**本文:**
鹿児島から帰ってきたその後
ご無沙汰してます。
「この人のこともっと知りたい」そうゆう出会いが最近あって、とても刺激を受けている。
結果として、その人のnoteに辿り着き、読んでみたらとても真っ直ぐで、ガツンとぶん殴られるような金言の数々に自分の振る舞いを棚卸しする機会をもらえた。
そういえば自分が鹿児島暮らしを始めた初期にやっていたことも近かったかも、ということを思い出した。
文章を書くことは、アウトプットのつもりが、自分の頭を整理整頓してくれる作業になっていて、逆に良いインプットになってくる。
自分のツイッターは日常で感じた理不尽な瞬間とか、この記事を読んだことは忘れたく無いというものを寄せ集めた備忘録のアーカイブにしているんだけど、ぶっちゃけ遡りづらいし、想いを吐露するにせよ字数制限で簡略化しているから、飲んで記憶をなくしがちな自分が振り返るにはその時の心情を確かに思い出すためには心許ない。
それに鹿児島から帰郷してnoteを更新してない。
鹿児島から東京に帰郷し、1年半ぐらい経過したが、この間様々なことがあったのに(これから綴ります)、「自分の体験は誰かに役立てるかもしれない」そんな想いで始めたnoteをおざなりにしていたので、自分を律するためにまたたまに書こうと思い始めた。
元々口で喋るより、文章にするほうが好きってのもあるけど。
自己満足のものだけど、いつどこで誰に見られても恥ずかしくないように誠実に言葉を選んでいきたい。
そんなこんなで、
鹿児島から帰郷して1年半が経った。
◆2021年6月〜7月ぐらい
鹿児島県長島町を経ったのは忘れもしない2021年7月1日。
同年の5月末に長島を舞台にした映画の撮影を終え、1ヶ月かけてお世話になった方々に挨拶して、いっぱい一緒にお酒を飲んでいただき、送別ゴルフだといって最後の月は10回ぐらいラウンドしてもらった。
最終夜は長島で1番お邪魔したローズで飲めや歌えやしたあとに、最もお世話になった木場さんのお宅に泊めていただき、長島との別れを惜しんでグルグルと島内を巡ったあとに、福岡から大阪行きのフェリーに乗った。
引っ越しの最後の最後まで沢山手助けしてくれる方がいた。
長島で良くしてくれていた人が引っ越しの荷物を格安で配送してくれたり、フェリー代もとある方のお知り合いで割引してもらったりと、貧乏だったから本当助かったな。
お金の話し云々はさておき、本当恵まれた人間関係だった。
早く長島いきたいな。
大好きな長島に残らずに東京に帰ってきた理由はただひとつ。
プロデューサーとしてメシを食っていきたいからだ。
長島で作った「夕陽のあと」「私を判ってくれない」は、以前と以後で自分の人生や価値観を劇的に変えてくれた。
特に、「夕陽のあと」の船上シーンを撮影していた瞬間は雷に打たれたような体験だった。

**資料の部:**
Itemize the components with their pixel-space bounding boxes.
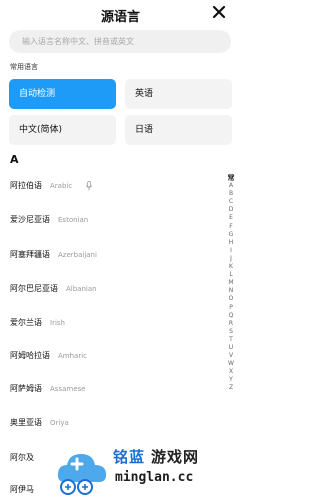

**学習課題:**
• 1. 本文について、次の問いに答えなさい。
(a) 筆者が鹿児島県長島町を発ったのは何年何月何日か。
(b) 長島での最終夜に泊めてもらったのは誰の家か。
(c) 東京に帰ってきた理由として、筆者は何を挙げているか。
• 2. 次の各文が本文の内容と合っているかどうかを答え、根拠となる本文の語句を引用しなさい。
(a) 筆者は、口で話すより文章にするほうが好きだと述べている。
(b) 長島での最後の月、送別ゴルフのラウンドは3回ほどだった。
(c) 長島を舞台にした映画の撮影は、同年の5月末に終わった。
• 3. 鹿児島からの帰郷を綴った本文を、最後の文に続けて書き進めなさい。

**各課題の解答:**
• 1.
(a) 2021年7月1日
(b) 木場さんのお宅
(c) プロデューサーとしてメシを食っていきたいから

• 2.
(a) 合っている。「元々口で喋るより、文章にするほうが好きってのもあるけど。」
(b) 合っていない。「最後の月は10回ぐらいラウンドしてもらった」
(c) 合っている。「同年の5月末に長島を舞台にした映画の撮影を終え」

• 3.
見たこともない夕景が我々の前に現れた瞬間、
俳優が「今!いま!!イマ!!!今撮ってよ!!!」って船上で叫び、
地元の方が撮影ポイントまで最短ルートで船をセッティングし、
この瞬間を逃してなるものかとスタッフの集中力が極まった瞬間。
あの瞬間の俳優の芝居は凄まじかったし、見てくれた方に伝播するものがきっとあったはず。
青臭いかもしれないが、そんな瞬間のカタルシスが忘れられなくて、人生の揺るがないモチベーションになっている。
しかし、どうしても鹿児島や九州で映像制作を学ぶためにはツテも経験も足りていなかったから、東京から再始動しようと思った。
◆2021年7月〜10月ぐらい
東京に帰ってきてからは、「私を判ってくれない」の編集の日々。
この作品は全然お金がなかったので、監督たちと自分は無給で作業をひたすら続ける。
自分は手放さずに持っていた楽天の株を売却し生活していた。
幸か不幸か、コロナのせいで久方ぶりの東京を謳歌できないタイミングだったので、実家に居候して家と編集を行き来する日々。
長島で沢山いただいたお土産の芋焼酎を毎晩ありがたくいただいた。
作品に時間を費やし尽くし、作品を完成させるまでは新たに仕事も探さないと決め込む。
と思ったものの、実は作品が完成した先にどうやって生活していけばいいか、結構ナーバスになっていた。
転職サイトを日々見つめ、ちょっと違うかもと思いながらも数社エントリーした。長崎県のPRをする公務員みたいな募集を受けたりとかして、迷走しまくっていた。笑
作品の完成が見えてくるごとに、将来への不安が増幅し、その時何人かの古巣の方々に相談に乗ってもらった。
色々と仕事を斡旋してくれる話しもいただいたけど、
「せっかく鹿児島で映画を作った経験を活かせなくない?」
というごもっともな一言がブッ刺さり、結局焦らず期を待とうと腹を括った。
え、そんな当たり前のこと見失ってたの?
と思われるかもしれないが、仕事が途絶える恐怖を人生で初めて間近にしたので、あの時の焦燥感は凄かった。
作品が完成したらアルバイトでもなんでもすぐに始めようかと焦っていた。
イケハヤみたいな思考の人からすると、前時代的な東京で消耗している人間と思われるかもしれないけど、仕事とプライベートの垣根なんか脱サラして手放した身からすると、休みは最低限で十分。
長島暮らしていた頃にゴルフをするのも、飲むのも言うなれば長島を拠点に働いている自分のことをよく理解してもらって、活動を応援してほしいと思っていた部分もあるので、かなり遊び寄りの仕事みたいなもんだ。
経費的には接待交際費に該当する。
とはいえ、体力的な衰えは必ずやってくるから、ハードワークを続けたいわけではないけど、ステージを上げて体力を何かで補いながら死ぬまで仕事は続けたい。
話しが脱線したが、
そんなこんなで9月中旬ごろに作品が完成した。
もう元々あった制作費は編集までの期間で全て使い切ってしまっていたので、宣伝費は新たに調達するしかなかった。
だから、10月から公開に向けての支援を募るクラウドファンディングをスタートした。
このクラウドファンディングは絶対目標達成しなければいけないと思っていた。
これでダメなら集まらないと思うぐらいの気概を持って始めたし、作品に対して誠意を持っていた自負がある。これでダメならもう自分には何も無いと思うぐらい全て吐き出した。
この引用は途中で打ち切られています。